### DO THIS
Which lines hold the word "agrees"? Copy each of them.

### DATA FOR THIS EXERCISE ###

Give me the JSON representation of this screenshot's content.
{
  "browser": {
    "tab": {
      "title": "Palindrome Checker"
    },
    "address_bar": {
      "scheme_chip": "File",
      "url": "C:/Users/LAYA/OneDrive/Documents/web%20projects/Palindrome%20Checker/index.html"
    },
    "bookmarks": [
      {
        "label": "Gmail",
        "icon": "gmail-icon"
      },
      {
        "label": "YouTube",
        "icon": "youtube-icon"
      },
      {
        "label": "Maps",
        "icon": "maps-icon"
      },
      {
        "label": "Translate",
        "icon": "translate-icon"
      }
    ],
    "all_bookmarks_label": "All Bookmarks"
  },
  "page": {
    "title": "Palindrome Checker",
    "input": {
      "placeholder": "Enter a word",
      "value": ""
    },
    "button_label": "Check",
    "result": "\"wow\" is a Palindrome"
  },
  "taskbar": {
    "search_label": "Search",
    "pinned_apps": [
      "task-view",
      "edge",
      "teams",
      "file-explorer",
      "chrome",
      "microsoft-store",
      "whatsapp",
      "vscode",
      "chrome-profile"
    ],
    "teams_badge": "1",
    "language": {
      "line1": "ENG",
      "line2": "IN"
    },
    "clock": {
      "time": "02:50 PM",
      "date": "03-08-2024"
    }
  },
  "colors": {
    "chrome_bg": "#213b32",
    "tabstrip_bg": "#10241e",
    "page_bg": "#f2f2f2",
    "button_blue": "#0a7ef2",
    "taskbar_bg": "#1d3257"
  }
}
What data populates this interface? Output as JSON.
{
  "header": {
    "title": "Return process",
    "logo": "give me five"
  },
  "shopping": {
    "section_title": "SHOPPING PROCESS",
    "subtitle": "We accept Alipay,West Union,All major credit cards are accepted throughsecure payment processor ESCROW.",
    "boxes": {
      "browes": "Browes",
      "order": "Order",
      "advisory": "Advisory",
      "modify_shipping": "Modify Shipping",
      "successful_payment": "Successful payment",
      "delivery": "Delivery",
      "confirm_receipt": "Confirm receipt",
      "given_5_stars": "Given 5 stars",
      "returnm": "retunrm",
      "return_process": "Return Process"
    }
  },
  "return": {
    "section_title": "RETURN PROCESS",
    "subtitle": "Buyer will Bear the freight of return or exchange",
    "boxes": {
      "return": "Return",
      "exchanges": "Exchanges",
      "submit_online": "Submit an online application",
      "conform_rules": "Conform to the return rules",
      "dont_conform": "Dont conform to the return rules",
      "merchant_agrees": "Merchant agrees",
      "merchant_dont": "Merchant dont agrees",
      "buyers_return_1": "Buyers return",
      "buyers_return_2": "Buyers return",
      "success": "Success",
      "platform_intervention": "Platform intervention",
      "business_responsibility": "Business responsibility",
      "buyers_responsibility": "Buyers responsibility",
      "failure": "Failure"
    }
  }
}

###

### EXERCISE ANSWER
      "merchant_agrees": "Merchant agrees",
      "merchant_dont": "Merchant dont agrees",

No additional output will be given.